* [Work to complete] Wherever the string "XUAN" appears in a line, extract that line.

* [Exercise material]
=======
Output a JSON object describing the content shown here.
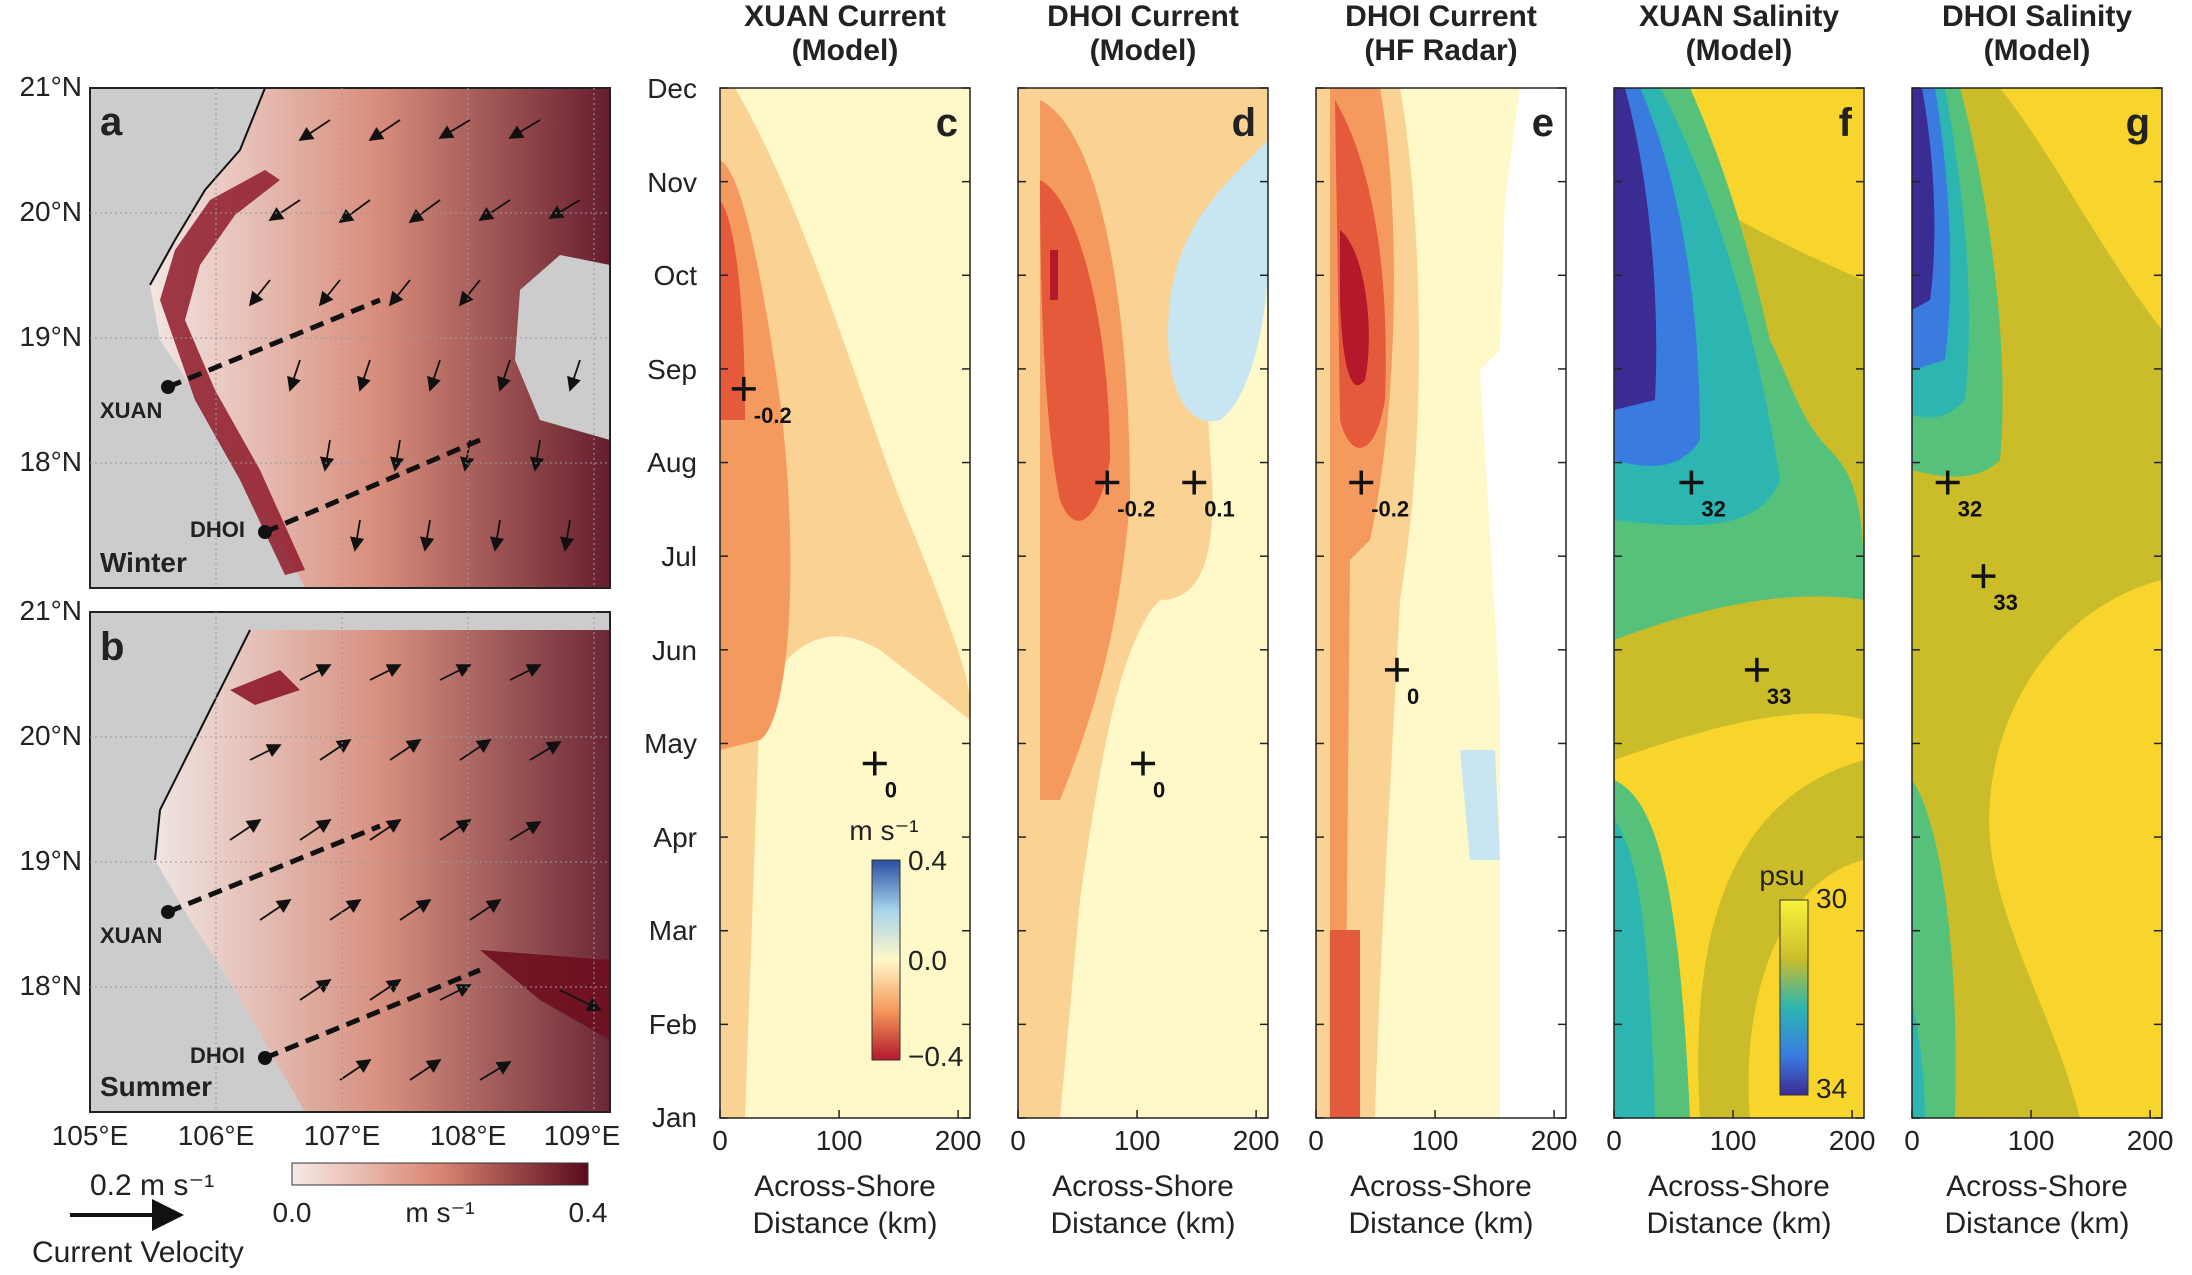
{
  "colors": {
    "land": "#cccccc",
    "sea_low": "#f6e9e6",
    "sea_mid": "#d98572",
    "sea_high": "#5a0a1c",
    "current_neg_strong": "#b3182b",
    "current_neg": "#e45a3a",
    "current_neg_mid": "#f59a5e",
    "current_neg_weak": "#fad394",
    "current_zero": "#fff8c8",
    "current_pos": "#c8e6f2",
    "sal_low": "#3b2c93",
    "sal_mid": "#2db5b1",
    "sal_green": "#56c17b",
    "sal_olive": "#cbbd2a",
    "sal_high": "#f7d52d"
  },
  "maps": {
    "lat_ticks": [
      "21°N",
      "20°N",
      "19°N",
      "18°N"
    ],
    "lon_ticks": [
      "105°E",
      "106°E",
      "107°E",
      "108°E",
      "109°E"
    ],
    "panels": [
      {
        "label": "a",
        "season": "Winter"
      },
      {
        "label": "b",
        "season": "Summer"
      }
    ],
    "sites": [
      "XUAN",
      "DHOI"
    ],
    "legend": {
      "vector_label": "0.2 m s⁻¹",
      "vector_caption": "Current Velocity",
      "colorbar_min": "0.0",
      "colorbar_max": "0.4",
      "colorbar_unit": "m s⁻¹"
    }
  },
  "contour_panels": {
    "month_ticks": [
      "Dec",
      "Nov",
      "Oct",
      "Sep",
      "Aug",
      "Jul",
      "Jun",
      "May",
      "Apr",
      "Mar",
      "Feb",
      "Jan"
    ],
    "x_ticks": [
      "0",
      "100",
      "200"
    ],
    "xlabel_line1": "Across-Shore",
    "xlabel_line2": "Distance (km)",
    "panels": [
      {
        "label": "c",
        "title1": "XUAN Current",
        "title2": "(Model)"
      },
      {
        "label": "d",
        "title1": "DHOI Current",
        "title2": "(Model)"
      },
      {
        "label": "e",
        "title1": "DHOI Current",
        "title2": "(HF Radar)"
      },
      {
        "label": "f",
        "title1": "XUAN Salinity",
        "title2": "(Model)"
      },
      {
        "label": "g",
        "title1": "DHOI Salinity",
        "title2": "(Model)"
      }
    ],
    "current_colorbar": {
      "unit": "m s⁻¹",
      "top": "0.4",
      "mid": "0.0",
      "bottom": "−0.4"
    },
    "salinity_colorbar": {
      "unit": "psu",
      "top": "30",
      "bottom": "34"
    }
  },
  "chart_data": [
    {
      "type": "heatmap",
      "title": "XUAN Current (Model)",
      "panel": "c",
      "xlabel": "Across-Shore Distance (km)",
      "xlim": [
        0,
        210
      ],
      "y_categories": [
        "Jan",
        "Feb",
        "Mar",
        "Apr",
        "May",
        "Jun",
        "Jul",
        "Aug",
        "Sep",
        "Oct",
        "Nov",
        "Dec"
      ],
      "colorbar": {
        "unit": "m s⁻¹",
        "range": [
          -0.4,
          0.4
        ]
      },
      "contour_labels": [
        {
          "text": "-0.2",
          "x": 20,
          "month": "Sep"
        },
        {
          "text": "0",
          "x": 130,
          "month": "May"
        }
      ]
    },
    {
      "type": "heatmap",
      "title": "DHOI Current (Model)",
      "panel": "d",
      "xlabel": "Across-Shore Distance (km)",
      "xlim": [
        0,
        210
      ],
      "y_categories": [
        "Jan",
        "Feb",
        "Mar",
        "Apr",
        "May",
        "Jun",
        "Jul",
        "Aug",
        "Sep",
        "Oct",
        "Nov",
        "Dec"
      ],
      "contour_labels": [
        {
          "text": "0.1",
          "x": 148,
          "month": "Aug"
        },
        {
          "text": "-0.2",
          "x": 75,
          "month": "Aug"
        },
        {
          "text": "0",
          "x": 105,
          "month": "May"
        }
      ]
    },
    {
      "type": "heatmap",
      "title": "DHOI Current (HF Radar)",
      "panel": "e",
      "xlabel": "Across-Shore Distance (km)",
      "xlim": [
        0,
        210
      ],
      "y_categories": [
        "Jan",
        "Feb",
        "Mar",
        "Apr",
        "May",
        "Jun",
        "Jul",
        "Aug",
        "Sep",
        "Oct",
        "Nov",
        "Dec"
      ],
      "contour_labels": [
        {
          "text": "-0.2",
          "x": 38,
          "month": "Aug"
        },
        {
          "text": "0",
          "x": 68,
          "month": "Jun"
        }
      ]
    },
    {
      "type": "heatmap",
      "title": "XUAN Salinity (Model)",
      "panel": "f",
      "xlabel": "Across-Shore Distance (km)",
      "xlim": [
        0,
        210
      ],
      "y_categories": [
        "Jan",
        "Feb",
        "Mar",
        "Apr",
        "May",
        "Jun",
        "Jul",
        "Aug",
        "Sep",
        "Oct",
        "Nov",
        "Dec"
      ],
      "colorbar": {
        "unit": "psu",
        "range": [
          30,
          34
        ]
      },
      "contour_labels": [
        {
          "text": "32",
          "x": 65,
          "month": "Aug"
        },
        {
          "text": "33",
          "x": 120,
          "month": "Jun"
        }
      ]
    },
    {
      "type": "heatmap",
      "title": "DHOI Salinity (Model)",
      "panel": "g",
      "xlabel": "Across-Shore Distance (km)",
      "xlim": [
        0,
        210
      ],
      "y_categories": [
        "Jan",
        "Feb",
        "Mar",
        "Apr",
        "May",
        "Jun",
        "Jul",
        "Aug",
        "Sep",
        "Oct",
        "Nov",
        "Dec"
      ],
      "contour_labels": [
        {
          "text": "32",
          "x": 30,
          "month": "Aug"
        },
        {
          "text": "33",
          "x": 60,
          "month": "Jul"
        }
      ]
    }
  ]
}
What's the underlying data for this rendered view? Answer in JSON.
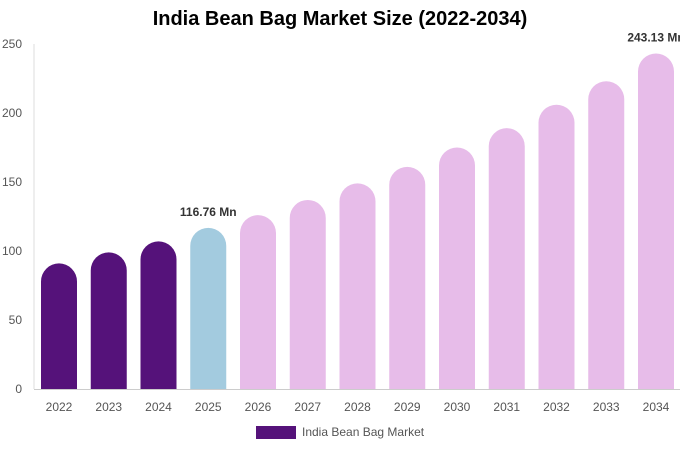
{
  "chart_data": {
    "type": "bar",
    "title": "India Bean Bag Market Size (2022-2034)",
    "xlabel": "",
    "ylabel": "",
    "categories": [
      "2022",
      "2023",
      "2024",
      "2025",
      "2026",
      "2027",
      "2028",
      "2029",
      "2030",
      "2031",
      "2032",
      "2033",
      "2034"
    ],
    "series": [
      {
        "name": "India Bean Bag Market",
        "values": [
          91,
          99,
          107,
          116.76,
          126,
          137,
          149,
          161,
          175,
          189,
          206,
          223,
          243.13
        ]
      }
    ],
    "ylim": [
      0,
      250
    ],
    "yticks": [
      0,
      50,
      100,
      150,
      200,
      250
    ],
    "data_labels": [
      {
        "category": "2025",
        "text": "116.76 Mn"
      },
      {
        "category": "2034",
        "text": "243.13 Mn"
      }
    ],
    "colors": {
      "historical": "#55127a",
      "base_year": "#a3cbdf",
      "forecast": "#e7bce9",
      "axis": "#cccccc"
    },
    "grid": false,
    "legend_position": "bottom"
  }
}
=======
* [Final answer]
      "XUAN",
        "title1": "XUAN Current",
        "title1": "XUAN Salinity",
      "title": "XUAN Current (Model)",
      "title": "XUAN Salinity (Model)",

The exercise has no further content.